◆ **Objective**: Look through the lines below and extract each one that contains "Error".

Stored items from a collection
— begin —

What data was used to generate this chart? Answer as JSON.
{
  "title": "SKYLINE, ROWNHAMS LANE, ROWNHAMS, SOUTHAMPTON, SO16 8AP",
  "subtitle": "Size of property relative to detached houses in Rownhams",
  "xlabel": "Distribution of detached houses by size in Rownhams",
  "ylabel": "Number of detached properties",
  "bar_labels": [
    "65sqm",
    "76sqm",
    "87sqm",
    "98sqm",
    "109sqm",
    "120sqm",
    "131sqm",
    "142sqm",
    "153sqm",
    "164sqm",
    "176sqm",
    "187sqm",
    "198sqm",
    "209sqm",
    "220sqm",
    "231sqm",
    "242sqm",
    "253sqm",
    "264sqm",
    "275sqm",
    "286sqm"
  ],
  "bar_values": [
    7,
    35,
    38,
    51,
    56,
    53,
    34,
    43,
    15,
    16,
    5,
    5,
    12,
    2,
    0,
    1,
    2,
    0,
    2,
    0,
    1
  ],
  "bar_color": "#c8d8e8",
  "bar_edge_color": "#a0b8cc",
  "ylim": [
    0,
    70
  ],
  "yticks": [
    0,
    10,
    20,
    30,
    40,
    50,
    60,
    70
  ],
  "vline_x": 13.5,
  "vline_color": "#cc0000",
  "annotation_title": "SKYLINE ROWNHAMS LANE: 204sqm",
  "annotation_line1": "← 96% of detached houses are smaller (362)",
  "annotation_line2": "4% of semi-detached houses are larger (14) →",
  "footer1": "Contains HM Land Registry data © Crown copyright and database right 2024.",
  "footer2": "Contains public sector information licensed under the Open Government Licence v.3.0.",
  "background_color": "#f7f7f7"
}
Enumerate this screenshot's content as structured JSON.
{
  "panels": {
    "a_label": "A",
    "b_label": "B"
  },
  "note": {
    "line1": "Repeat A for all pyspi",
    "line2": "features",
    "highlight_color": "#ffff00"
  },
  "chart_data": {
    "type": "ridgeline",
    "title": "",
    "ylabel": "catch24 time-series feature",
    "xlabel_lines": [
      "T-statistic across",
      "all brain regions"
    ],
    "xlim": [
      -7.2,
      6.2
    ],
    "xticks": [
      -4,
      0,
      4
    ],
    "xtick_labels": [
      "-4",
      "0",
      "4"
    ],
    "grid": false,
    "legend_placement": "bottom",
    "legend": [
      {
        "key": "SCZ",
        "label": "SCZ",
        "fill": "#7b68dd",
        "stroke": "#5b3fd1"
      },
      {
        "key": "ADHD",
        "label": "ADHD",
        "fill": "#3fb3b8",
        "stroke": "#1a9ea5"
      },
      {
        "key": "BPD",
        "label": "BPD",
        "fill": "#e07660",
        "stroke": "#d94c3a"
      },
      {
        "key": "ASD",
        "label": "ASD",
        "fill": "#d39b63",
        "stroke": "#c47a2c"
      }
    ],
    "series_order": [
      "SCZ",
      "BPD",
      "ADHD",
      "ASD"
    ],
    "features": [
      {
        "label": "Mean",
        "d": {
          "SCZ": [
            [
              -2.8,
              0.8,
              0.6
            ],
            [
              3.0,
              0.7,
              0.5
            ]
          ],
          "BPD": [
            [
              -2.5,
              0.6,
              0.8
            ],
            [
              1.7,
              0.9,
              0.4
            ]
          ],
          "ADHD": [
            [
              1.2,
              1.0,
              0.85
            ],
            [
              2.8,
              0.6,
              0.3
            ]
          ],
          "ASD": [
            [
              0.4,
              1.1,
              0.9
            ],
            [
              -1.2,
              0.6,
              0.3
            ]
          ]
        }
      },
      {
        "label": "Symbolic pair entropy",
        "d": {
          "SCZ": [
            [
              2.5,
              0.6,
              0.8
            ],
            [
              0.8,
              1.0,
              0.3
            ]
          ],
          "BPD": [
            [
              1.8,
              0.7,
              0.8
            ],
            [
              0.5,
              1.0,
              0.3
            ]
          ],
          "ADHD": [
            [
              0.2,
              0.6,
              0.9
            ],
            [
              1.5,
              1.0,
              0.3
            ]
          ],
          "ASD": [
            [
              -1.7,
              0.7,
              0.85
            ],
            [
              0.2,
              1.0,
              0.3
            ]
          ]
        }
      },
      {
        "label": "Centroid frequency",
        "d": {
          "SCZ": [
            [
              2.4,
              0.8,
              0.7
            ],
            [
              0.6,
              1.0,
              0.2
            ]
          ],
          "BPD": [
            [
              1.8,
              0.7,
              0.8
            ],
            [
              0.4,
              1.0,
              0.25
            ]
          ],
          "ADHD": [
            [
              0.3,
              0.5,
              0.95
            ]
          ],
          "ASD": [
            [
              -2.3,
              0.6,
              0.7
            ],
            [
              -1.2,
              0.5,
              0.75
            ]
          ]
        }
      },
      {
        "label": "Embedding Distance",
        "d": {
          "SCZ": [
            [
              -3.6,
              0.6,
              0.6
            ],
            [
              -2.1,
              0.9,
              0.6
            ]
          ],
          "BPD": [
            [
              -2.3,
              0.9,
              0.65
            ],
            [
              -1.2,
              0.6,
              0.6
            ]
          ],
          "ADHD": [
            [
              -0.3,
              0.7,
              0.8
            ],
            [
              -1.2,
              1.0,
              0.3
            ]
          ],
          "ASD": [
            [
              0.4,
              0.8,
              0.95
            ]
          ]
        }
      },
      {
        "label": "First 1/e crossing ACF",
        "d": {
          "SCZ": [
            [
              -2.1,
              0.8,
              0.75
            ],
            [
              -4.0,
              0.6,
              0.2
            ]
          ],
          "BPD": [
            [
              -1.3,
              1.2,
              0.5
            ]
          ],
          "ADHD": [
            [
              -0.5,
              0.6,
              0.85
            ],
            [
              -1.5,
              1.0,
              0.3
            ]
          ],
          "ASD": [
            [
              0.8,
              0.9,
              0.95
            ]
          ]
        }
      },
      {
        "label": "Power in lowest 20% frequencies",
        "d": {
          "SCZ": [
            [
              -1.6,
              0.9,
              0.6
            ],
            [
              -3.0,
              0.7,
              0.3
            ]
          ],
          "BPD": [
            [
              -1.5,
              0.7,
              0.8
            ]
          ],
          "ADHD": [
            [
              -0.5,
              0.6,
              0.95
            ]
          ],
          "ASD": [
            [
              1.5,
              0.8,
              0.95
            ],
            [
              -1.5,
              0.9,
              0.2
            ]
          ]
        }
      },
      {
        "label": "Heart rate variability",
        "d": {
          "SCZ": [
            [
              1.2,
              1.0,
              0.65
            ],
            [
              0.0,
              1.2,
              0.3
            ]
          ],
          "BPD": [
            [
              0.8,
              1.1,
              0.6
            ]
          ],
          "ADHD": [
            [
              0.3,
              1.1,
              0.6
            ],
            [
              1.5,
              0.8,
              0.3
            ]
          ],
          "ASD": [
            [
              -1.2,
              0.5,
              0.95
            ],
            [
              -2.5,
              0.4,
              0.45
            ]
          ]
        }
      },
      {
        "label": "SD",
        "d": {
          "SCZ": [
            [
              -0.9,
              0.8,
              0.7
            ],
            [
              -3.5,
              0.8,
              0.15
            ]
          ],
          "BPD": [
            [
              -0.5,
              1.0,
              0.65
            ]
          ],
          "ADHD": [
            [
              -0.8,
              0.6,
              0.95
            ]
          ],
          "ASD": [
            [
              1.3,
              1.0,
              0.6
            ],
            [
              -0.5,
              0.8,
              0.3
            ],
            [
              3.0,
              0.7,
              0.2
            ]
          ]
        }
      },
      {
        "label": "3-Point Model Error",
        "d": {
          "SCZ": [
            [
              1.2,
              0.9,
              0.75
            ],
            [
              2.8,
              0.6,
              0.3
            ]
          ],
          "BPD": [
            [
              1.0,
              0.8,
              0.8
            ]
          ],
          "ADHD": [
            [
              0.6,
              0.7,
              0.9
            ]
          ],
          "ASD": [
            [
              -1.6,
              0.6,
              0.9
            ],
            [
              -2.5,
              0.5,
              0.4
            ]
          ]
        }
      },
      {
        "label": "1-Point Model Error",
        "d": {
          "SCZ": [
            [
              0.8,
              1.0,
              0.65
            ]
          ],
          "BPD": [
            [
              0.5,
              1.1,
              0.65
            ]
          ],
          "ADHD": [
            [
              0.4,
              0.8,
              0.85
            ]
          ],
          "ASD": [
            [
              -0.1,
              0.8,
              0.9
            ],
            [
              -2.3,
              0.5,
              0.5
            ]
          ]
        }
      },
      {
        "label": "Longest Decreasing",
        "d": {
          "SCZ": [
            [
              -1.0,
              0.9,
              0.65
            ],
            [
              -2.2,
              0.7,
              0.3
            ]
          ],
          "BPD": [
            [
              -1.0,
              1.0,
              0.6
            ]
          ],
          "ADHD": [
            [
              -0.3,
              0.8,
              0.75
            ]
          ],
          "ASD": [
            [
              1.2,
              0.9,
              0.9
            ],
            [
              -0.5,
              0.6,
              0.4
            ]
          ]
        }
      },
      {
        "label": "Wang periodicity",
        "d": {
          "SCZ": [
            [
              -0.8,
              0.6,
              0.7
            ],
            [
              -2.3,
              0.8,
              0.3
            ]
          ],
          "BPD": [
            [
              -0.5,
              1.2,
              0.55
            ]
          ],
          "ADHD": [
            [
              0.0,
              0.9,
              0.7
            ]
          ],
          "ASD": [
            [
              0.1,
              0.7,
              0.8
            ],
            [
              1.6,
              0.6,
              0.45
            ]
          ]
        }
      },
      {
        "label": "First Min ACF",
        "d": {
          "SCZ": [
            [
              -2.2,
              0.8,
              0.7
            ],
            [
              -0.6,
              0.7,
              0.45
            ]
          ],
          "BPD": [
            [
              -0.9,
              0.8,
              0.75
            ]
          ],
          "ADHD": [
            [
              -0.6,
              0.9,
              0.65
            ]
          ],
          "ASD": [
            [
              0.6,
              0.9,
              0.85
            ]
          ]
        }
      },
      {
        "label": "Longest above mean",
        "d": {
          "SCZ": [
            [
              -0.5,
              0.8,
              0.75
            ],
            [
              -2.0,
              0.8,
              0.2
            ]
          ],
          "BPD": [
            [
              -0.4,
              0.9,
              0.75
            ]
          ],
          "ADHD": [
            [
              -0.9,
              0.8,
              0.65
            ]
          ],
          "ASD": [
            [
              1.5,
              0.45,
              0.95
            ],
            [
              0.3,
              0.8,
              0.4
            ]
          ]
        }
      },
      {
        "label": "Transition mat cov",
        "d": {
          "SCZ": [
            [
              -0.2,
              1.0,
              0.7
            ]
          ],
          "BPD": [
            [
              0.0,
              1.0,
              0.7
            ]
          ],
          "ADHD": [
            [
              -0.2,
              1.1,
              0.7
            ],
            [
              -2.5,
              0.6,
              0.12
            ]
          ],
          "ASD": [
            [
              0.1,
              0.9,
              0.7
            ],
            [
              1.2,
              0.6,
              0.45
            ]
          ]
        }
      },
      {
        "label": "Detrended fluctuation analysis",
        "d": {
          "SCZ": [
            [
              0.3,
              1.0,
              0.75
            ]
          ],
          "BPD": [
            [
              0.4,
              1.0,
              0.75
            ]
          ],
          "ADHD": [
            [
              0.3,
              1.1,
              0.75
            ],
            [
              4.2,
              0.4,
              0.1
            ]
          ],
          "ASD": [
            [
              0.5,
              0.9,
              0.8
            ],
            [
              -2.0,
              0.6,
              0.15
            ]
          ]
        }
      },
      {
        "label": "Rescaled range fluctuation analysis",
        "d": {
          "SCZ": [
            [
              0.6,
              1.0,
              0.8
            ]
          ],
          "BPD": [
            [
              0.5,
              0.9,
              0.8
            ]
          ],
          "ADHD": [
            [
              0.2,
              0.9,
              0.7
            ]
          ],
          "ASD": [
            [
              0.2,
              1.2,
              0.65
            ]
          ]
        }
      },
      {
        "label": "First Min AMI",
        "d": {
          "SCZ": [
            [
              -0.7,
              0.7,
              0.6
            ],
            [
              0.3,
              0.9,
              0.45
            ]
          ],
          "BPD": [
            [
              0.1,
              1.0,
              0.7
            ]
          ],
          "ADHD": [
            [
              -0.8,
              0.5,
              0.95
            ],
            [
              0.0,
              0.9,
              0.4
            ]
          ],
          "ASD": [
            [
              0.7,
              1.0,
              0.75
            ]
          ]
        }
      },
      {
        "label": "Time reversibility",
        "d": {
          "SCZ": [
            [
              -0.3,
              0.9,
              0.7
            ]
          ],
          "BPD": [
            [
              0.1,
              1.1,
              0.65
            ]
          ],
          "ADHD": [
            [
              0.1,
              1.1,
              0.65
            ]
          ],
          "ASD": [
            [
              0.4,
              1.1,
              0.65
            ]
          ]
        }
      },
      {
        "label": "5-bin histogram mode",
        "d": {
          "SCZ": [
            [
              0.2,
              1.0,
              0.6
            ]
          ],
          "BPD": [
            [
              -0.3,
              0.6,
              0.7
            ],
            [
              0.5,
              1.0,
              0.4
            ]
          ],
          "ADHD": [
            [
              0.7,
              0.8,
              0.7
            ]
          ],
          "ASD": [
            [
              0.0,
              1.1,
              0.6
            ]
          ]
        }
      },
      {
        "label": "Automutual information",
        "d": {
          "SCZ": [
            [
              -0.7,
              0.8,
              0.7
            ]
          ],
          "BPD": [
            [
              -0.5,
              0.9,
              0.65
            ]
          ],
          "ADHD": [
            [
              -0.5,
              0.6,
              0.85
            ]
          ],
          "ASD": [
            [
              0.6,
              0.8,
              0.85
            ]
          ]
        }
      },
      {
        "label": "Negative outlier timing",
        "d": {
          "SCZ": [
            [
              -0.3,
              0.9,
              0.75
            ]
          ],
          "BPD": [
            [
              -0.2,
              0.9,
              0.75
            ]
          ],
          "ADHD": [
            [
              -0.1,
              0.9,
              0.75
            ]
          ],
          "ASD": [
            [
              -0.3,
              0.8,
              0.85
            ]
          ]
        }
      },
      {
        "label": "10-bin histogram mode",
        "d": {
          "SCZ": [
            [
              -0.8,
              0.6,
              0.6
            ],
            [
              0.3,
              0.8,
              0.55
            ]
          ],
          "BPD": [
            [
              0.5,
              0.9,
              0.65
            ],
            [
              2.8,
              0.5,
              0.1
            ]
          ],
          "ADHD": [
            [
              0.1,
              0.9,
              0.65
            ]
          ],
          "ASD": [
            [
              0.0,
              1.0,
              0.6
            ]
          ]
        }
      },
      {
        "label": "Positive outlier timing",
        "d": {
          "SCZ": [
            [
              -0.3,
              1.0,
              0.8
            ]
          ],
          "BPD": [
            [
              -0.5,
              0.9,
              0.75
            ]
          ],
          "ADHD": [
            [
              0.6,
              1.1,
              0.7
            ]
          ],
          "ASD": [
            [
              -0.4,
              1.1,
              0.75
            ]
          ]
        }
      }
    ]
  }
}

— end —

◆ **Problem solution**:
        "label": "3-Point Model Error",
        "label": "1-Point Model Error",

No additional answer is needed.